What to work on »
Extract the complete listing and repeat it word for word.

-- BEGIN Dataset records --

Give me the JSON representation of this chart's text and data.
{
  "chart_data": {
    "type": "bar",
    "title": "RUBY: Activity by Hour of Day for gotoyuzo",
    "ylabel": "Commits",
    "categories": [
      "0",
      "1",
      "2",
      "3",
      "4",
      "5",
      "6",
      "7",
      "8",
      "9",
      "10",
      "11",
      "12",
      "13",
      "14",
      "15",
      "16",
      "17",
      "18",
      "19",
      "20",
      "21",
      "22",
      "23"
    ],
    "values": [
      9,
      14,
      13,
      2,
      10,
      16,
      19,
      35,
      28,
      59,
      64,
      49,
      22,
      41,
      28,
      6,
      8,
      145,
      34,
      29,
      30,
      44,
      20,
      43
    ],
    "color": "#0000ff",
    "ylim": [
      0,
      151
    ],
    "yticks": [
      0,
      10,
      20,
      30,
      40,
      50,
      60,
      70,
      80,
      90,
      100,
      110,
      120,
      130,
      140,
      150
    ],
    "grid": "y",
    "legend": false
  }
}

-- END Dataset records --

Output for this exercise »
Give me the JSON representation of this chart's text and data.
{
  "chart_data": {
    "type": "bar",
    "title": "RUBY: Activity by Hour of Day for gotoyuzo",
    "ylabel": "Commits",
    "categories": [
      "0",
      "1",
      "2",
      "3",
      "4",
      "5",
      "6",
      "7",
      "8",
      "9",
      "10",
      "11",
      "12",
      "13",
      "14",
      "15",
      "16",
      "17",
      "18",
      "19",
      "20",
      "21",
      "22",
      "23"
    ],
    "values": [
      9,
      14,
      13,
      2,
      10,
      16,
      19,
      35,
      28,
      59,
      64,
      49,
      22,
      41,
      28,
      6,
      8,
      145,
      34,
      29,
      30,
      44,
      20,
      43
    ],
    "color": "#0000ff",
    "ylim": [
      0,
      151
    ],
    "yticks": [
      0,
      10,
      20,
      30,
      40,
      50,
      60,
      70,
      80,
      90,
      100,
      110,
      120,
      130,
      140,
      150
    ],
    "grid": "y",
    "legend": false
  }
}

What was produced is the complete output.